# Start of Data extract
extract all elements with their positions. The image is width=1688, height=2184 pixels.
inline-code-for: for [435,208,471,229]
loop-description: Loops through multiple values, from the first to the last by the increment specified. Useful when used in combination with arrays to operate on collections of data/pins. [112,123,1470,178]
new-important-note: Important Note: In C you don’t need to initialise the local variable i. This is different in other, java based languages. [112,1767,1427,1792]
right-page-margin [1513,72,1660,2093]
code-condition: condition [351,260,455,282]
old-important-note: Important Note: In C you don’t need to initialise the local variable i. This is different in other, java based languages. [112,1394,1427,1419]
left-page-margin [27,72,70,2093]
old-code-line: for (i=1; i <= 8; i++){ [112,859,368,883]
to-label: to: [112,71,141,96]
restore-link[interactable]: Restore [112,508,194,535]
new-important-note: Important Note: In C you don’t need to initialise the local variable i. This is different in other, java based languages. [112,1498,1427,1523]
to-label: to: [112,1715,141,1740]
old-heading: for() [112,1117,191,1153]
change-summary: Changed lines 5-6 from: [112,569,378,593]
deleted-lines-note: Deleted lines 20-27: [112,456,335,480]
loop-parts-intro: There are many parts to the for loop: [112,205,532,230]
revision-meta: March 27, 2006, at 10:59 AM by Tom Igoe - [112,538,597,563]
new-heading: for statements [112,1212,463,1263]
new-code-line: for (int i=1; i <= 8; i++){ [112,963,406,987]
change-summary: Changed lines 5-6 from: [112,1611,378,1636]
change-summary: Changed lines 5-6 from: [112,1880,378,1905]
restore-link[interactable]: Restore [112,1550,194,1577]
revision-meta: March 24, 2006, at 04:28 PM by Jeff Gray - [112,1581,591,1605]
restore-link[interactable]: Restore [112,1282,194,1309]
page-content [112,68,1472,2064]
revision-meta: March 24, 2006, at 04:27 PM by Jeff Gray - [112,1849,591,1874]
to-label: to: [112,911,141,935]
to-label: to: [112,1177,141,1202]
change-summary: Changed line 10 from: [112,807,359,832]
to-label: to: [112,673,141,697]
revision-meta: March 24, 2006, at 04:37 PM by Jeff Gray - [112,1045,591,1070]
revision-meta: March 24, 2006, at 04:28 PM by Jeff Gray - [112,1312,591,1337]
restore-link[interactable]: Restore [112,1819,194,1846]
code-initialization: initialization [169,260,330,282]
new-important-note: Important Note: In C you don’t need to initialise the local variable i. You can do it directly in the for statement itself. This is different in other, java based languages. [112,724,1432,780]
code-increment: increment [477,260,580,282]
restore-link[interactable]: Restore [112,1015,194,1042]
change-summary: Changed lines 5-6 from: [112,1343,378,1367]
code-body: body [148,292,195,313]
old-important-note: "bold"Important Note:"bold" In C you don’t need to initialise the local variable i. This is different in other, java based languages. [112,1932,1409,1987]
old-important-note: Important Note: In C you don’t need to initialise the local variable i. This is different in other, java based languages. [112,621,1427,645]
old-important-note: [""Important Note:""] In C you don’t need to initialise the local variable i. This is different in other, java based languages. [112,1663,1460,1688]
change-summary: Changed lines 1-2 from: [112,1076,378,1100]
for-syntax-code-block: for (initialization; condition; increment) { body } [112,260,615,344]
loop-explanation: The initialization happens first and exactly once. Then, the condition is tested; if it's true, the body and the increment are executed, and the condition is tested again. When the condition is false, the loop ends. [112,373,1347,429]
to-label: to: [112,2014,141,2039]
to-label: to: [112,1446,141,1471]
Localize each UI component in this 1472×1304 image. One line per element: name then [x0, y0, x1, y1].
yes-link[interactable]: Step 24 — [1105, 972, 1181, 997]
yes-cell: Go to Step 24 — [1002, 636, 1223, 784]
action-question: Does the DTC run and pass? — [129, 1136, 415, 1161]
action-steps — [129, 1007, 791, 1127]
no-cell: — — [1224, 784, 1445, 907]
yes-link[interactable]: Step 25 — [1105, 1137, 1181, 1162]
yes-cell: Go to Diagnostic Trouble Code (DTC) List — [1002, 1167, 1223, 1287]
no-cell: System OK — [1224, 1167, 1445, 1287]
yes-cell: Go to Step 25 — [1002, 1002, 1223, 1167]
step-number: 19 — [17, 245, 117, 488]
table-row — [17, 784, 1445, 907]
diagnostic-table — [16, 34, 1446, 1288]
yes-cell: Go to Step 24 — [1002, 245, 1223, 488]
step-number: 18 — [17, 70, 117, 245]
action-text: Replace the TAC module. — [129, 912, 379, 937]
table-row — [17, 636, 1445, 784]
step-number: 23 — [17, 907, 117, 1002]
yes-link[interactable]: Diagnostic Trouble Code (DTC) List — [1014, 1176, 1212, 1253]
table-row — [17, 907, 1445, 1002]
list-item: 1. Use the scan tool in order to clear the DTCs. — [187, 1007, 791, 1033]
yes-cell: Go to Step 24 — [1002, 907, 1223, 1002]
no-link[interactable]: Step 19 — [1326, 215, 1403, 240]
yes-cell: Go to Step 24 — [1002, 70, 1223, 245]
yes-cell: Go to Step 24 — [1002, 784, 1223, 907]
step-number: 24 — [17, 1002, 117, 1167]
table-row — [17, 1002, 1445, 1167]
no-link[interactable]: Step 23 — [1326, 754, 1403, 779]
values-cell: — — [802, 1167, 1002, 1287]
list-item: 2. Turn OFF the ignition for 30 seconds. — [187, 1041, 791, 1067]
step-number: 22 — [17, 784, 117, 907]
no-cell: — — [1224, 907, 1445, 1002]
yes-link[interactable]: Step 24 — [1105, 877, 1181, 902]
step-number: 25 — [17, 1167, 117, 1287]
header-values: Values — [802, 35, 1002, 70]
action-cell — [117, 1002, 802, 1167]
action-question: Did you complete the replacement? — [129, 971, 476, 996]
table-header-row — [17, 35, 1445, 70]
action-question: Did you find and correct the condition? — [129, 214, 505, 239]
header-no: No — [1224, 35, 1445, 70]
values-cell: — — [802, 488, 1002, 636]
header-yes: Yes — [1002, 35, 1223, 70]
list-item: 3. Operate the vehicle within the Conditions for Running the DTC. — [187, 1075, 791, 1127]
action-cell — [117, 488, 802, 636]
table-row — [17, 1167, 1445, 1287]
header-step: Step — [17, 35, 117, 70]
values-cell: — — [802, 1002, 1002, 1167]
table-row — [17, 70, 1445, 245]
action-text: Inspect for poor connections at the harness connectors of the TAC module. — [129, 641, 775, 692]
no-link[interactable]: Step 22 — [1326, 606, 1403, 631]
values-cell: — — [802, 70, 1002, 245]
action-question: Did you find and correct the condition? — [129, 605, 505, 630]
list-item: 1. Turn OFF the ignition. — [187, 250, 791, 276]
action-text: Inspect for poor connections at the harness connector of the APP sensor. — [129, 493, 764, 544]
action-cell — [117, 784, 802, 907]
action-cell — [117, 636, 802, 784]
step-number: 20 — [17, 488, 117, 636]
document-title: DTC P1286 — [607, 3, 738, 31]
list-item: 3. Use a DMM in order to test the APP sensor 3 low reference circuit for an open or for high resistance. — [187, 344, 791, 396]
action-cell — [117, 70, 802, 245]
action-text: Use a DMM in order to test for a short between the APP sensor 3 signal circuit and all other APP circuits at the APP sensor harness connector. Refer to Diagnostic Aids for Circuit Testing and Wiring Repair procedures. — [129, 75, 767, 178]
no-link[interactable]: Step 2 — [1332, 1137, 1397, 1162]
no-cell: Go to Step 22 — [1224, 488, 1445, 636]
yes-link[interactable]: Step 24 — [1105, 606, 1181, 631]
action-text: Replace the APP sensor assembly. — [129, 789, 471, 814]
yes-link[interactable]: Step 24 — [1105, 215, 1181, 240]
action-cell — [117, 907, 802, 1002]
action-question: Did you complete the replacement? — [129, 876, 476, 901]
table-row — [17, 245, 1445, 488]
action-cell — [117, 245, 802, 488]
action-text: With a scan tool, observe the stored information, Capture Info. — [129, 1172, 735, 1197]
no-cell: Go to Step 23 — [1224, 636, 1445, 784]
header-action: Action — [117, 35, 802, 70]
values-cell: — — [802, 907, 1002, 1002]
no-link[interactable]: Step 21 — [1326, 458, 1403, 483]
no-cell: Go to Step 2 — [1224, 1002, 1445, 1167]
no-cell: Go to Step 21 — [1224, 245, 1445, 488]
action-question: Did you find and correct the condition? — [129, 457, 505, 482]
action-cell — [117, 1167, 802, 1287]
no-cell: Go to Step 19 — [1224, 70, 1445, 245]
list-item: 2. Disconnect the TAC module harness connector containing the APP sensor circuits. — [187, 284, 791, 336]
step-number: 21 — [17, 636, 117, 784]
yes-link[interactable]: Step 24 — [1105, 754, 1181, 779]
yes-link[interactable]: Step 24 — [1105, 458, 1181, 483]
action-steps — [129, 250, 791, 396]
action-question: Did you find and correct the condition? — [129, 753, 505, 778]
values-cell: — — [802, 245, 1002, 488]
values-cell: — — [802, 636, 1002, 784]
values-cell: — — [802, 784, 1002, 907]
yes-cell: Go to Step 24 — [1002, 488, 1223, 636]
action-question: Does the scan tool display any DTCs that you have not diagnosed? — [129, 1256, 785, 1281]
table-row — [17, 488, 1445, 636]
# End of Data extract
**Task directions**
Copy out the lines word for word, starting at the beginning of the items and ending with the line that contains "inline-code-for: for [435,208,471,229]", including that line.

**Complete answer**
extract all elements with their positions. The image is width=1688, height=2184 pixels.
inline-code-for: for [435,208,471,229]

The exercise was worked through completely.